Identify the lines that contain the string "Based" and copy all of them.

## Begin

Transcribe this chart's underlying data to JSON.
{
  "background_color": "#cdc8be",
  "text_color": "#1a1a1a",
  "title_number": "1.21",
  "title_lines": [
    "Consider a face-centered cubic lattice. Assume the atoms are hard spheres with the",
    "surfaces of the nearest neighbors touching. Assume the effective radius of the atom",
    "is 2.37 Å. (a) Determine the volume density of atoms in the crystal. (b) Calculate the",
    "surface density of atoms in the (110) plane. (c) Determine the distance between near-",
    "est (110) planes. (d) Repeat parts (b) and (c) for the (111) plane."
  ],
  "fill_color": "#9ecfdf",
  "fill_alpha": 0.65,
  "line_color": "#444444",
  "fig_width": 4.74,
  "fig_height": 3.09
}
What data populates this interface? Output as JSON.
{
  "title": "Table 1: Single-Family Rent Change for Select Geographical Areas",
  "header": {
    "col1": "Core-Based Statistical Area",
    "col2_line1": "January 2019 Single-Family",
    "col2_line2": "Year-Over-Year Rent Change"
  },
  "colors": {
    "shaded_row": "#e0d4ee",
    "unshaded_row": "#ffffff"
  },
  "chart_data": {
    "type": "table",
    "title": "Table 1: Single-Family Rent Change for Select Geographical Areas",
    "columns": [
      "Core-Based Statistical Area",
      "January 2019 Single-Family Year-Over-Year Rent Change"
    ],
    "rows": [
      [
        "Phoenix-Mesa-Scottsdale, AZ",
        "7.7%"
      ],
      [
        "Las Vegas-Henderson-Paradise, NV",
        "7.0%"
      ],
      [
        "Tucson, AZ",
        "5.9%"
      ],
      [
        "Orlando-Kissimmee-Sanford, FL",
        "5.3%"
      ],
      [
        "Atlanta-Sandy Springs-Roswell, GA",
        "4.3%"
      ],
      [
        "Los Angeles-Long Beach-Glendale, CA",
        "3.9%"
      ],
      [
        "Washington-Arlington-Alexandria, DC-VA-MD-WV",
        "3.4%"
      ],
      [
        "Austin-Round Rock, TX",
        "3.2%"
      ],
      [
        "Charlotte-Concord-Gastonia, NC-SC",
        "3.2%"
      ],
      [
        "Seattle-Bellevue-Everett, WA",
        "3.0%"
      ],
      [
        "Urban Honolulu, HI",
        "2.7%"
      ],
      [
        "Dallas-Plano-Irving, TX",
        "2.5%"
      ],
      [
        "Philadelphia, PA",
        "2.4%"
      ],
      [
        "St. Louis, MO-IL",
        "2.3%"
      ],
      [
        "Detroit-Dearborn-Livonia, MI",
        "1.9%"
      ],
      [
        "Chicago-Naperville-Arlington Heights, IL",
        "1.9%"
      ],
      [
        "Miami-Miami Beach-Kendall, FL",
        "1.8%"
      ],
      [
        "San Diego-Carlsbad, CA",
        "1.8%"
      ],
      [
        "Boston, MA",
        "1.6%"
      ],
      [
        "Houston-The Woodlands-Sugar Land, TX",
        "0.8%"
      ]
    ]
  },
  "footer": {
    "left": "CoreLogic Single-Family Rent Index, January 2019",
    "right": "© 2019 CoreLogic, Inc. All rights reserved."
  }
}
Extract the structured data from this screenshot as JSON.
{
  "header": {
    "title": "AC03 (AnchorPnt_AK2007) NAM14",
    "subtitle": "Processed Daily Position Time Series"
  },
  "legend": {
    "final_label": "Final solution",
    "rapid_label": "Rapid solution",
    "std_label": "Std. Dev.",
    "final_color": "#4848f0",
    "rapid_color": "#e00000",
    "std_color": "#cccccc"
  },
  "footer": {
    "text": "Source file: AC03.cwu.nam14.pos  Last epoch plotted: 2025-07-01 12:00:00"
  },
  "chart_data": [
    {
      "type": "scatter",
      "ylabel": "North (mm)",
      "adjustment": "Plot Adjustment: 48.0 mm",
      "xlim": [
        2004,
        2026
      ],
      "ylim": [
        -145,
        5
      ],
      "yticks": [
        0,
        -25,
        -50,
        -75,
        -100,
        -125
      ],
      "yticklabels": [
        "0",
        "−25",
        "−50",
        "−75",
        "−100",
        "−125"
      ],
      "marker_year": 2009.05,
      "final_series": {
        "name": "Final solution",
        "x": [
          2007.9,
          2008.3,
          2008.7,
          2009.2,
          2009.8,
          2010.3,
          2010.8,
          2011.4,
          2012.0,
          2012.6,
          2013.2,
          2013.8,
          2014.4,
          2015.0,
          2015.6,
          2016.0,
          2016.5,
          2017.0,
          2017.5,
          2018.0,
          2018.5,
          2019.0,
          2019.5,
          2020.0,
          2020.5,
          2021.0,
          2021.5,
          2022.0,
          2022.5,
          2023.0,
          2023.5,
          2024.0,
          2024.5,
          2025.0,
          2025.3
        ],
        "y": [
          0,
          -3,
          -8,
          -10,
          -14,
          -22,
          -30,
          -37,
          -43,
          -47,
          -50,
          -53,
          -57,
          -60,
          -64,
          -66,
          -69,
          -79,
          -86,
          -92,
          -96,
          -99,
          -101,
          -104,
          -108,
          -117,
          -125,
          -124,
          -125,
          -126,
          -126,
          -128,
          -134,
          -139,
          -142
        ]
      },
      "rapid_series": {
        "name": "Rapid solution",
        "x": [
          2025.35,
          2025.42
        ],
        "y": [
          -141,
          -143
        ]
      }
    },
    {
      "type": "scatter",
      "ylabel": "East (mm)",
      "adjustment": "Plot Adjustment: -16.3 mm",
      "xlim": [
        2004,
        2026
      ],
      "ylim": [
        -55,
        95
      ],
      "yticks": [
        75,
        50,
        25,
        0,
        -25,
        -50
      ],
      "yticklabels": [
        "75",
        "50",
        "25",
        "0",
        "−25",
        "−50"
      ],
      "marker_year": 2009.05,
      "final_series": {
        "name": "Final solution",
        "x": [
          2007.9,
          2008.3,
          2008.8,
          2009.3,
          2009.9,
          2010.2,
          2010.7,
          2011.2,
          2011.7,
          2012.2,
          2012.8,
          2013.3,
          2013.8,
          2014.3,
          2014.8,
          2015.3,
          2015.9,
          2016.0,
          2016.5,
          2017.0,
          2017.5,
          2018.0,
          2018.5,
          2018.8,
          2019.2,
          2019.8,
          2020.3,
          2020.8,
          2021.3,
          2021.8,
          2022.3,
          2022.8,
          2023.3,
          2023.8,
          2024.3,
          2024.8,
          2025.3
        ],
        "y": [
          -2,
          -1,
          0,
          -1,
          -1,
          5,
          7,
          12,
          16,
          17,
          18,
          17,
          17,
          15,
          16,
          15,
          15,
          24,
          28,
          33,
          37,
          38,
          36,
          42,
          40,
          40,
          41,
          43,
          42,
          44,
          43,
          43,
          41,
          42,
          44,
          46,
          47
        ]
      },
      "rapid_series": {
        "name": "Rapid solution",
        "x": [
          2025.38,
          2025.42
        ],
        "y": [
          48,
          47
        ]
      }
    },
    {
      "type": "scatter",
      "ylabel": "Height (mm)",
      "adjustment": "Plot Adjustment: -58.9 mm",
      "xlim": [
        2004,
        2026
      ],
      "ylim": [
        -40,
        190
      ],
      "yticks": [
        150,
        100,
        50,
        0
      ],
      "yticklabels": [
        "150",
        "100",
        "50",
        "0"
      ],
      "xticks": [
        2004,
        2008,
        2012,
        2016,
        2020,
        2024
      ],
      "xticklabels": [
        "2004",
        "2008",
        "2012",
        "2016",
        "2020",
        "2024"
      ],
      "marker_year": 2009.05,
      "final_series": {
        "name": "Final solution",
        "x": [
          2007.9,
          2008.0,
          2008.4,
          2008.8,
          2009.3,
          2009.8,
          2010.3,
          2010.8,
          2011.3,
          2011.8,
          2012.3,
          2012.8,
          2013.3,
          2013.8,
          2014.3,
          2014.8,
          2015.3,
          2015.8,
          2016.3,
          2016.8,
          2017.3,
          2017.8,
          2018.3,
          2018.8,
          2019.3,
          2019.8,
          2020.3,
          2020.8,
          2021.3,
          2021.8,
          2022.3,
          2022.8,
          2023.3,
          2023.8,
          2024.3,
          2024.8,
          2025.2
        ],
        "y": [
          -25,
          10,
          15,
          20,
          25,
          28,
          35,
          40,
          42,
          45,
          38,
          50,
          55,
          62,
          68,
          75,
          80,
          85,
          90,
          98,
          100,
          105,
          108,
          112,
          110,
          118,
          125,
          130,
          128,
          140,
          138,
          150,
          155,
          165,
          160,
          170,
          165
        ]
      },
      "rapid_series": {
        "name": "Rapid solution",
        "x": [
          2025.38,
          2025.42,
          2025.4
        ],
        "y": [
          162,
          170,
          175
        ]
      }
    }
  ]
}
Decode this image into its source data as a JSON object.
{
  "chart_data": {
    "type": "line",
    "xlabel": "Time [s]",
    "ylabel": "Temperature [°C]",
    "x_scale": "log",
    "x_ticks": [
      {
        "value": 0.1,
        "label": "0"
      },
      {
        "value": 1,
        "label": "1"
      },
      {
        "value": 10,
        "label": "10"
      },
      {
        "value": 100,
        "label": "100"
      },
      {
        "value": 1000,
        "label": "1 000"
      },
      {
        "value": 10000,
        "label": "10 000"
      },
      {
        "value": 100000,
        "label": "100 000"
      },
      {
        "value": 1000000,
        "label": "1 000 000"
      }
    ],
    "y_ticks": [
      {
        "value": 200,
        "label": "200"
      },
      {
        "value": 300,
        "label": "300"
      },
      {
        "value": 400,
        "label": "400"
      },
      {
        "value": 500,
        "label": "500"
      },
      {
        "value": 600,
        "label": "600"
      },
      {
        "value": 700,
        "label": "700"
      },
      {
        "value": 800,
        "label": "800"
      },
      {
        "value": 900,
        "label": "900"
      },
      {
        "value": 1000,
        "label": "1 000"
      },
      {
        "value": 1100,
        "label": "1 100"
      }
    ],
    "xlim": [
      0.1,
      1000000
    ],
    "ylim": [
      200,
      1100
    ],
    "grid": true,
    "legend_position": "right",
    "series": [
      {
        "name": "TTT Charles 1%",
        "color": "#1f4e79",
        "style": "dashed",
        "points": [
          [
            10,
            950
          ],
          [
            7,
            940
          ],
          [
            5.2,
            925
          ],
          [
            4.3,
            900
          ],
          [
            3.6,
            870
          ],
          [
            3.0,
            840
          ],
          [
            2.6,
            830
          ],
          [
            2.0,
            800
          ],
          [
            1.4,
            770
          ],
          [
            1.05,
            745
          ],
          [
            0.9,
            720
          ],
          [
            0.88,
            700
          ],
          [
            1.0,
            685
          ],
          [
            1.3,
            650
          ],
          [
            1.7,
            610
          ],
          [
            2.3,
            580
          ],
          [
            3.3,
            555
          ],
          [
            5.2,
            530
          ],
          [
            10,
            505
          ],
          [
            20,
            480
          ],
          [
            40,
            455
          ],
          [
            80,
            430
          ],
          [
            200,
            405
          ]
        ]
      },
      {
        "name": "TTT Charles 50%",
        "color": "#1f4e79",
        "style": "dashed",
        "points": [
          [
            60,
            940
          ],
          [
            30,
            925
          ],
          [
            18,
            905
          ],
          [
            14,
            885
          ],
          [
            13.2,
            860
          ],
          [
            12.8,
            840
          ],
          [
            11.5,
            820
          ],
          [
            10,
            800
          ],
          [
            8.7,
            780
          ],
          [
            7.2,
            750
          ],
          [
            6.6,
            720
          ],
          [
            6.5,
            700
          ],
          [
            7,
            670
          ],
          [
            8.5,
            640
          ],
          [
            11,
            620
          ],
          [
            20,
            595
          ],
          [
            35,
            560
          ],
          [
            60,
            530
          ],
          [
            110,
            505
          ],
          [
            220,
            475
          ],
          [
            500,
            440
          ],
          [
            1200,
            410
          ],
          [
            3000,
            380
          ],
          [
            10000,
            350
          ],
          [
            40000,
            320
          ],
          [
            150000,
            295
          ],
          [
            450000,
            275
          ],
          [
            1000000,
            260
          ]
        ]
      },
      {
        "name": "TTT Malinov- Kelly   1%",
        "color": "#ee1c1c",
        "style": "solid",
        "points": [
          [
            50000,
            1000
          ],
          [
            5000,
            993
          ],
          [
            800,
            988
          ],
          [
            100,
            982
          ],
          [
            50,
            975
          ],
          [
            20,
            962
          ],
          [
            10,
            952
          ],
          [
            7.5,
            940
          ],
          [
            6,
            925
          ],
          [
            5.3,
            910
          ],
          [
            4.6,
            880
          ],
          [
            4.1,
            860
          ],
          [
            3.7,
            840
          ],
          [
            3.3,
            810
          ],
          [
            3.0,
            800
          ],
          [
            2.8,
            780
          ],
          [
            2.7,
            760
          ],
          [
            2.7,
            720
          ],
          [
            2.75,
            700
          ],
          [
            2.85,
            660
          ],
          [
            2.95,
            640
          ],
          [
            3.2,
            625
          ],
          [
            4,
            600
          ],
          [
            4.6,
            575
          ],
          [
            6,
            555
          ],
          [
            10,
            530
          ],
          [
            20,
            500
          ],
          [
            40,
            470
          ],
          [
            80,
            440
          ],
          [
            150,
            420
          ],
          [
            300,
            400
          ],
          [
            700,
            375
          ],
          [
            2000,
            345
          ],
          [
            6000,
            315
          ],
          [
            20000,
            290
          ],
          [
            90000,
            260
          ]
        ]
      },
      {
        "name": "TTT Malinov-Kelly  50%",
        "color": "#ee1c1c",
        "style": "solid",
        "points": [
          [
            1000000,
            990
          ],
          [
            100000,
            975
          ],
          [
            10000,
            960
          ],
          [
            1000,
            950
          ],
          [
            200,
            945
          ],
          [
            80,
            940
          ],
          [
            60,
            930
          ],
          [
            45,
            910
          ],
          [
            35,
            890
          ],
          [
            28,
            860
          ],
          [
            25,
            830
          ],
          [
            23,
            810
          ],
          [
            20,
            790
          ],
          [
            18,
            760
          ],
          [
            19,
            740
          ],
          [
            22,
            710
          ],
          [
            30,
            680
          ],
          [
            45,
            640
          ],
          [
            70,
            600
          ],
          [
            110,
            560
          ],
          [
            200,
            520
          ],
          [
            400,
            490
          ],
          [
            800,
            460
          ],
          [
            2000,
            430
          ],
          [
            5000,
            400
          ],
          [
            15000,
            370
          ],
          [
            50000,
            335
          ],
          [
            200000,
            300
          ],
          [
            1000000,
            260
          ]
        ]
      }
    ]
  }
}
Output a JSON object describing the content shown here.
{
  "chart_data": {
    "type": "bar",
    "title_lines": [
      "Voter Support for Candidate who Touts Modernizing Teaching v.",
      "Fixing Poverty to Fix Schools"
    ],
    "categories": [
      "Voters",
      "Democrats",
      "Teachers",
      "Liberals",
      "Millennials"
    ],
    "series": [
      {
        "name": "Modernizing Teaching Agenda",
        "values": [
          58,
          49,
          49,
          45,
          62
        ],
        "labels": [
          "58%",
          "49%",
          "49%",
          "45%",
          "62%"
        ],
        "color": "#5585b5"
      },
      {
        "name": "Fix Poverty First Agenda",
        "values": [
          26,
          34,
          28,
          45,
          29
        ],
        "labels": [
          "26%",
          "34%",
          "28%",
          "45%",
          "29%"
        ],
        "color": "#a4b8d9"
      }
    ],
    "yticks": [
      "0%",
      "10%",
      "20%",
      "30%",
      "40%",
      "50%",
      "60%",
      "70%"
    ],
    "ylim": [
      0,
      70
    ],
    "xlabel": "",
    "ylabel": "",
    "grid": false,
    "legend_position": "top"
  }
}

## End

▶ _Exercise output_:
    "col1": "Core-Based Statistical Area",
      "Core-Based Statistical Area",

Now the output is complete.